— start —

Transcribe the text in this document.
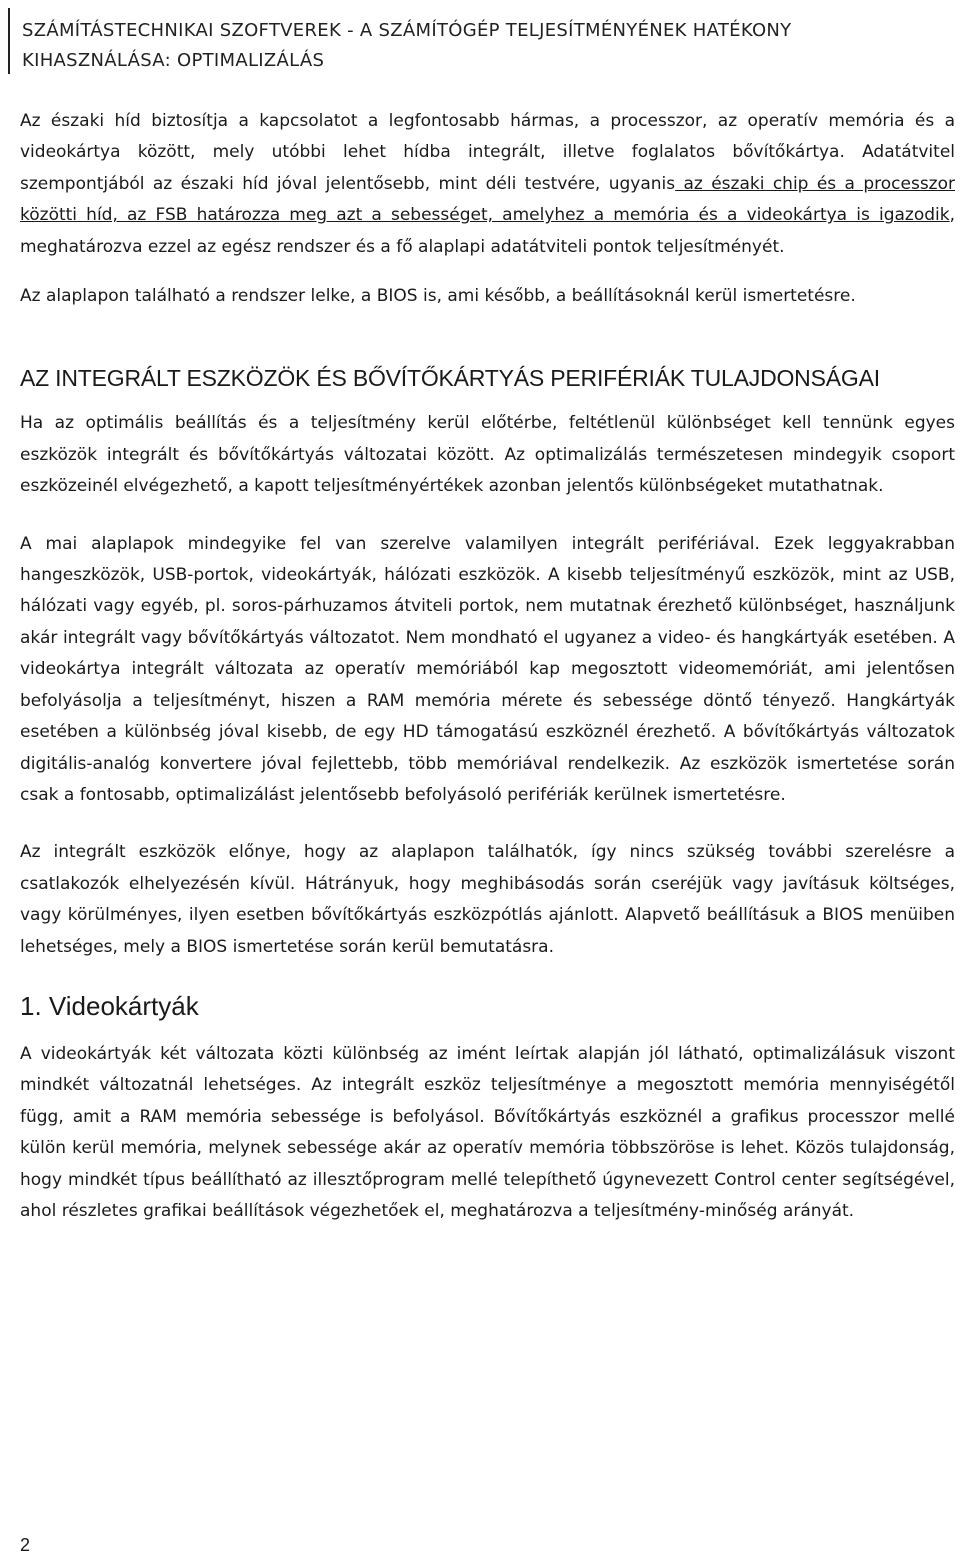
SZÁMÍTÁSTECHNIKAI SZOFTVEREK - A SZÁMÍTÓGÉP TELJESÍTMÉNYÉNEK HATÉKONY
KIHASZNÁLÁSA: OPTIMALIZÁLÁS

Az északi híd biztosítja a kapcsolatot a legfontosabb hármas, a processzor, az operatív memória és a videokártya között, mely utóbbi lehet hídba integrált, illetve foglalatos bővítőkártya. Adatátvitel szempontjából az északi híd jóval jelentősebb, mint déli testvére, ugyanis az északi chip és a processzor közötti híd, az FSB határozza meg azt a sebességet, amelyhez a memória és a videokártya is igazodik, meghatározva ezzel az egész rendszer és a fő alaplapi adatátviteli pontok teljesítményét.

Az alaplapon található a rendszer lelke, a BIOS is, ami később, a beállításoknál kerül ismertetésre.

AZ INTEGRÁLT ESZKÖZÖK ÉS BŐVÍTŐKÁRTYÁS PERIFÉRIÁK TULAJDONSÁGAI

Ha az optimális beállítás és a teljesítmény kerül előtérbe, feltétlenül különbséget kell tennünk egyes eszközök integrált és bővítőkártyás változatai között. Az optimalizálás természetesen mindegyik csoport eszközeinél elvégezhető, a kapott teljesítményértékek azonban jelentős különbségeket mutathatnak.

A mai alaplapok mindegyike fel van szerelve valamilyen integrált perifériával. Ezek leggyakrabban hangeszközök, USB-portok, videokártyák, hálózati eszközök. A kisebb teljesítményű eszközök, mint az USB, hálózati vagy egyéb, pl. soros-párhuzamos átviteli portok, nem mutatnak érezhető különbséget, használjunk akár integrált vagy bővítőkártyás változatot. Nem mondható el ugyanez a video- és hangkártyák esetében. A videokártya integrált változata az operatív memóriából kap megosztott videomemóriát, ami jelentősen befolyásolja a teljesítményt, hiszen a RAM memória mérete és sebessége döntő tényező. Hangkártyák esetében a különbség jóval kisebb, de egy HD támogatású eszköznél érezhető. A bővítőkártyás változatok digitális-analóg konvertere jóval fejlettebb, több memóriával rendelkezik. Az eszközök ismertetése során csak a fontosabb, optimalizálást jelentősebb befolyásoló perifériák kerülnek ismertetésre.

Az integrált eszközök előnye, hogy az alaplapon találhatók, így nincs szükség további szerelésre a csatlakozók elhelyezésén kívül. Hátrányuk, hogy meghibásodás során cseréjük vagy javításuk költséges, vagy körülményes, ilyen esetben bővítőkártyás eszközpótlás ajánlott. Alapvető beállításuk a BIOS menüiben lehetséges, mely a BIOS ismertetése során kerül bemutatásra.

1. Videokártyák

A videokártyák két változata közti különbség az imént leírtak alapján jól látható, optimalizálásuk viszont mindkét változatnál lehetséges. Az integrált eszköz teljesítménye a megosztott memória mennyiségétől függ, amit a RAM memória sebessége is befolyásol. Bővítőkártyás eszköznél a grafikus processzor mellé külön kerül memória, melynek sebessége akár az operatív memória többszöröse is lehet. Közös tulajdonság, hogy mindkét típus beállítható az illesztőprogram mellé telepíthető úgynevezett Control center segítségével, ahol részletes grafikai beállítások végezhetőek el, meghatározva a teljesítmény-minőség arányát.

2
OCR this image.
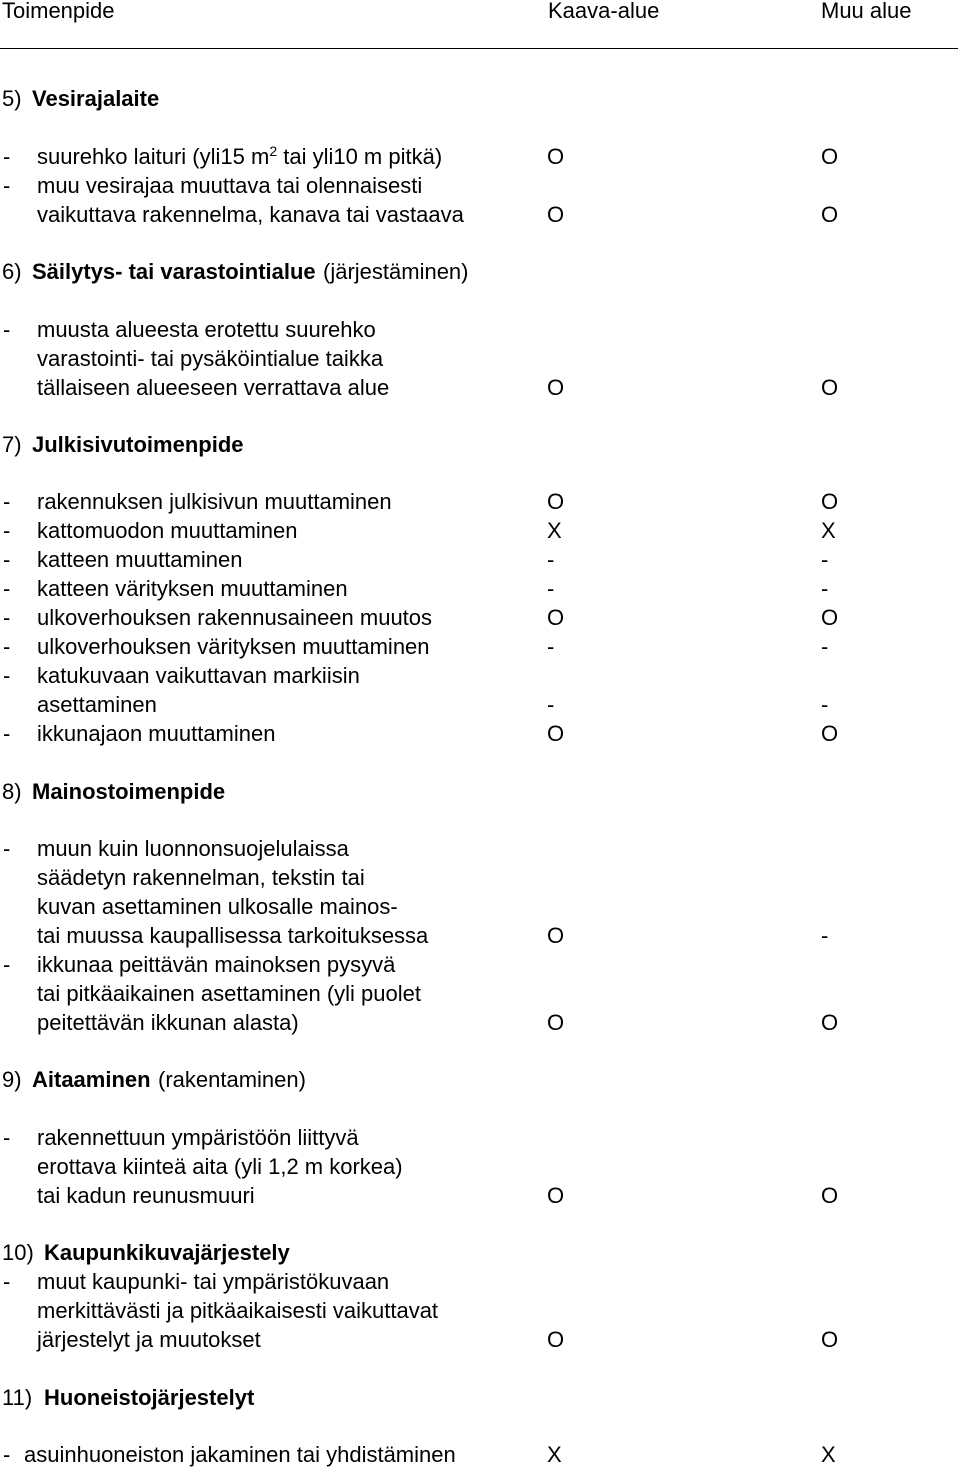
Toimenpide	Kaava-alue	Muu alue
5) Vesirajalaite
- suurehko laituri (yli15 $m^2$ tai yli10 m pitkä)	O	O
- muu vesirajaa muuttava tai olennaisesti
vaikuttava rakennelma, kanava tai vastaava	O	O
6) Säilytys- tai varastointialue (järjestäminen)
- muusta alueesta erotettu suurehko
varastointi- tai pysäköintialue taikka
tällaiseen alueeseen verrattava alue	O	O
7) Julkisivutoimenpide
- rakennuksen julkisivun muuttaminen	O	O
- kattomuodon muuttaminen	X	X
- katteen muuttaminen	-	-
- katteen värityksen muuttaminen	-	-
- ulkoverhouksen rakennusaineen muutos	O	O
- ulkoverhouksen värityksen muuttaminen	-	-
- katukuvaan vaikuttavan markiisin
asettaminen	-	-
- ikkunajaon muuttaminen	O	O
8) Mainostoimenpide
- muun kuin luonnonsuojelulaissa
säädetyn rakennelman, tekstin tai
kuvan asettaminen ulkosalle mainos-
tai muussa kaupallisessa tarkoituksessa	O	-
- ikkunaa peittävän mainoksen pysyvä
tai pitkäaikainen asettaminen (yli puolet
peitettävän ikkunan alasta)	O	O
9) Aitaaminen (rakentaminen)
- rakennettuun ympäristöön liittyvä
erottava kiinteä aita (yli 1,2 m korkea)
tai kadun reunusmuuri	O	O
10) Kaupunkikuvajärjestely
- muut kaupunki- tai ympäristökuvaan
merkittävästi ja pitkäaikaisesti vaikuttavat
järjestelyt ja muutokset	O	O
11) Huoneistojärjestelyt
- asuinhuoneiston jakaminen tai yhdistäminen	X	X
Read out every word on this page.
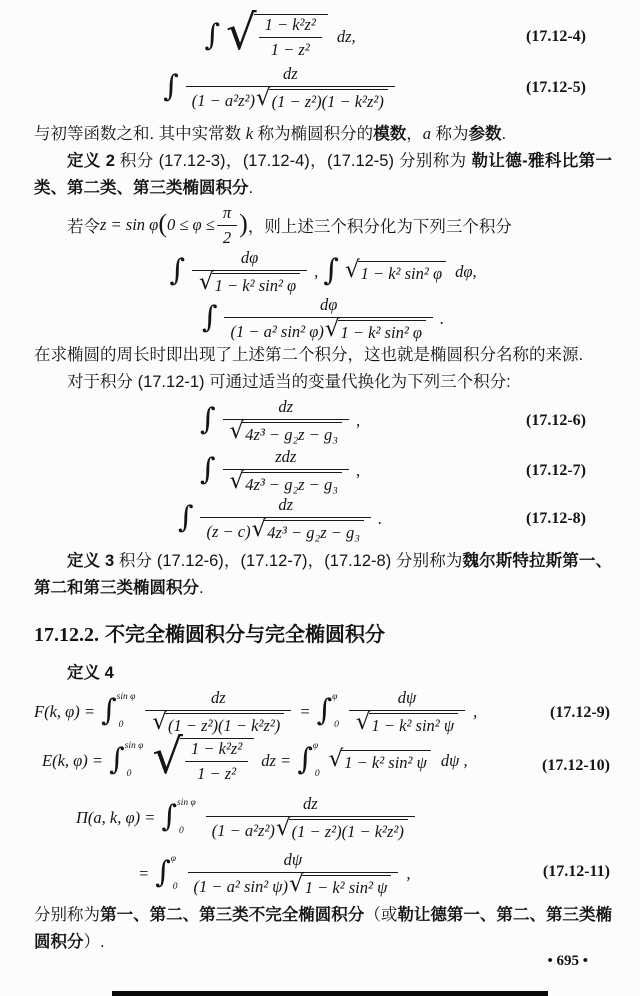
∫ √ $\frac{\text{1 − k²z²}}{\text{1 − z²}}$ dz,	(17.12-4)
∫	dz
(1 − a²z²) √ (1 − z²)(1 − k²z²)
(17.12-5)
与初等函数之和. 其中实常数 k 称为椭圆积分的模数，a 称为参数.
定义 2 积分 (17.12-3)，(17.12-4)，(17.12-5) 分别称为 勒让德-雅科比第一类、第二类、第三类椭圆积分.
若令 z = sin φ ( $0 \le \varphi \le \frac{\pi}{2}$ ) ，则上述三个积分化为下列三个积分
∫ $\frac{d\varphi}{\text{√ 1 − k² sin² φ}}$ , ∫ √ 1 − k² sin² φ dφ,
∫	dφ
(1 − a² sin² φ) √ 1 − k² sin² φ
.
在求椭圆的周长时即出现了上述第二个积分，这也就是椭圆积分名称的来源.
对于积分 (17.12-1) 可通过适当的变量代换化为下列三个积分:
∫ $\frac{dz}{\text{√ 4z³ − g₂z − g₃}}$ ,	(17.12-6)
∫ $\frac{\text{zdz}}{\text{√ 4z³ − g₂z − g₃}}$ ,	(17.12-7)
∫ $\frac{dz}{\text{(z − c) √ 4z³ − g₂z − g₃}}$ .	(17.12-8)
定义 3 积分 (17.12-6)，(17.12-7)，(17.12-8) 分别称为魏尔斯特拉斯第一、第二和第三类椭圆积分.
17.12.2. 不完全椭圆积分与完全椭圆积分
定义 4
F(k, φ) = ∫ sin φ
0	$\frac{dz}{\text{√ (1 − z²)(1 − k²z²)}}$ = ∫ φ
$0 \frac{d\psi}{\text{√ 1 − k² sin² ψ}}$ ,	(17.12-9)
E(k, φ) = ∫ sin φ
0 √ $\frac{\text{1 − k²z²}}{\text{1 − z²}}$ dz = ∫ φ
0
√ 1 − k² sin² ψ dψ ,	(17.12-10)
Π(a, k, φ) = ∫ sin φ
0
dz
(1 − a²z²) √ (1 − z²)(1 − k²z²)
= ∫ φ
0
dψ
(1 − a² sin² ψ) √ 1 − k² sin² ψ
,	(17.12-11)
分别称为第一、第二、第三类不完全椭圆积分（或勒让德第一、第二、第三类椭圆积分）.
• 695 •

— end —

### [DO THIS]
Quote the entries in full. Any image among them is to be omitted from the copy.

### [WRITTEN RESPONSE]
Transcribe the text in this document.
SZÁMÍTÁSTECHNIKAI SZOFTVEREK - A SZÁMÍTÓGÉP TELJESÍTMÉNYÉNEK HATÉKONY
KIHASZNÁLÁSA: OPTIMALIZÁLÁS

Az északi híd biztosítja a kapcsolatot a legfontosabb hármas, a processzor, az operatív memória és a videokártya között, mely utóbbi lehet hídba integrált, illetve foglalatos bővítőkártya. Adatátvitel szempontjából az északi híd jóval jelentősebb, mint déli testvére, ugyanis az északi chip és a processzor közötti híd, az FSB határozza meg azt a sebességet, amelyhez a memória és a videokártya is igazodik, meghatározva ezzel az egész rendszer és a fő alaplapi adatátviteli pontok teljesítményét.

Az alaplapon található a rendszer lelke, a BIOS is, ami később, a beállításoknál kerül ismertetésre.

AZ INTEGRÁLT ESZKÖZÖK ÉS BŐVÍTŐKÁRTYÁS PERIFÉRIÁK TULAJDONSÁGAI

Ha az optimális beállítás és a teljesítmény kerül előtérbe, feltétlenül különbséget kell tennünk egyes eszközök integrált és bővítőkártyás változatai között. Az optimalizálás természetesen mindegyik csoport eszközeinél elvégezhető, a kapott teljesítményértékek azonban jelentős különbségeket mutathatnak.

A mai alaplapok mindegyike fel van szerelve valamilyen integrált perifériával. Ezek leggyakrabban hangeszközök, USB-portok, videokártyák, hálózati eszközök. A kisebb teljesítményű eszközök, mint az USB, hálózati vagy egyéb, pl. soros-párhuzamos átviteli portok, nem mutatnak érezhető különbséget, használjunk akár integrált vagy bővítőkártyás változatot. Nem mondható el ugyanez a video- és hangkártyák esetében. A videokártya integrált változata az operatív memóriából kap megosztott videomemóriát, ami jelentősen befolyásolja a teljesítményt, hiszen a RAM memória mérete és sebessége döntő tényező. Hangkártyák esetében a különbség jóval kisebb, de egy HD támogatású eszköznél érezhető. A bővítőkártyás változatok digitális-analóg konvertere jóval fejlettebb, több memóriával rendelkezik. Az eszközök ismertetése során csak a fontosabb, optimalizálást jelentősebb befolyásoló perifériák kerülnek ismertetésre.

Az integrált eszközök előnye, hogy az alaplapon találhatók, így nincs szükség további szerelésre a csatlakozók elhelyezésén kívül. Hátrányuk, hogy meghibásodás során cseréjük vagy javításuk költséges, vagy körülményes, ilyen esetben bővítőkártyás eszközpótlás ajánlott. Alapvető beállításuk a BIOS menüiben lehetséges, mely a BIOS ismertetése során kerül bemutatásra.

1. Videokártyák

A videokártyák két változata közti különbség az imént leírtak alapján jól látható, optimalizálásuk viszont mindkét változatnál lehetséges. Az integrált eszköz teljesítménye a megosztott memória mennyiségétől függ, amit a RAM memória sebessége is befolyásol. Bővítőkártyás eszköznél a grafikus processzor mellé külön kerül memória, melynek sebessége akár az operatív memória többszöröse is lehet. Közös tulajdonság, hogy mindkét típus beállítható az illesztőprogram mellé telepíthető úgynevezett Control center segítségével, ahol részletes grafikai beállítások végezhetőek el, meghatározva a teljesítmény-minőség arányát.

2
OCR this image.
Toimenpide	Kaava-alue	Muu alue
5) Vesirajalaite
- suurehko laituri (yli15 $m^2$ tai yli10 m pitkä)	O	O
- muu vesirajaa muuttava tai olennaisesti
vaikuttava rakennelma, kanava tai vastaava	O	O
6) Säilytys- tai varastointialue (järjestäminen)
- muusta alueesta erotettu suurehko
varastointi- tai pysäköintialue taikka
tällaiseen alueeseen verrattava alue	O	O
7) Julkisivutoimenpide
- rakennuksen julkisivun muuttaminen	O	O
- kattomuodon muuttaminen	X	X
- katteen muuttaminen	-	-
- katteen värityksen muuttaminen	-	-
- ulkoverhouksen rakennusaineen muutos	O	O
- ulkoverhouksen värityksen muuttaminen	-	-
- katukuvaan vaikuttavan markiisin
asettaminen	-	-
- ikkunajaon muuttaminen	O	O
8) Mainostoimenpide
- muun kuin luonnonsuojelulaissa
säädetyn rakennelman, tekstin tai
kuvan asettaminen ulkosalle mainos-
tai muussa kaupallisessa tarkoituksessa	O	-
- ikkunaa peittävän mainoksen pysyvä
tai pitkäaikainen asettaminen (yli puolet
peitettävän ikkunan alasta)	O	O
9) Aitaaminen (rakentaminen)
- rakennettuun ympäristöön liittyvä
erottava kiinteä aita (yli 1,2 m korkea)
tai kadun reunusmuuri	O	O
10) Kaupunkikuvajärjestely
- muut kaupunki- tai ympäristökuvaan
merkittävästi ja pitkäaikaisesti vaikuttavat
järjestelyt ja muutokset	O	O
11) Huoneistojärjestelyt
- asuinhuoneiston jakaminen tai yhdistäminen	X	X
Read out every word on this page.
∫ √ $\frac{\text{1 − k²z²}}{\text{1 − z²}}$ dz,	(17.12-4)
∫	dz
(1 − a²z²) √ (1 − z²)(1 − k²z²)
(17.12-5)
与初等函数之和. 其中实常数 k 称为椭圆积分的模数，a 称为参数.
定义 2 积分 (17.12-3)，(17.12-4)，(17.12-5) 分别称为 勒让德-雅科比第一类、第二类、第三类椭圆积分.
若令 z = sin φ ( $0 \le \varphi \le \frac{\pi}{2}$ ) ，则上述三个积分化为下列三个积分
∫ $\frac{d\varphi}{\text{√ 1 − k² sin² φ}}$ , ∫ √ 1 − k² sin² φ dφ,
∫	dφ
(1 − a² sin² φ) √ 1 − k² sin² φ
.
在求椭圆的周长时即出现了上述第二个积分，这也就是椭圆积分名称的来源.
对于积分 (17.12-1) 可通过适当的变量代换化为下列三个积分:
∫ $\frac{dz}{\text{√ 4z³ − g₂z − g₃}}$ ,	(17.12-6)
∫ $\frac{\text{zdz}}{\text{√ 4z³ − g₂z − g₃}}$ ,	(17.12-7)
∫ $\frac{dz}{\text{(z − c) √ 4z³ − g₂z − g₃}}$ .	(17.12-8)
定义 3 积分 (17.12-6)，(17.12-7)，(17.12-8) 分别称为魏尔斯特拉斯第一、第二和第三类椭圆积分.
17.12.2. 不完全椭圆积分与完全椭圆积分
定义 4
F(k, φ) = ∫ sin φ
0	$\frac{dz}{\text{√ (1 − z²)(1 − k²z²)}}$ = ∫ φ
$0 \frac{d\psi}{\text{√ 1 − k² sin² ψ}}$ ,	(17.12-9)
E(k, φ) = ∫ sin φ
0 √ $\frac{\text{1 − k²z²}}{\text{1 − z²}}$ dz = ∫ φ
0
√ 1 − k² sin² ψ dψ ,	(17.12-10)
Π(a, k, φ) = ∫ sin φ
0
dz
(1 − a²z²) √ (1 − z²)(1 − k²z²)
= ∫ φ
0
dψ
(1 − a² sin² ψ) √ 1 − k² sin² ψ
,	(17.12-11)
分别称为第一、第二、第三类不完全椭圆积分（或勒让德第一、第二、第三类椭圆积分）.
• 695 •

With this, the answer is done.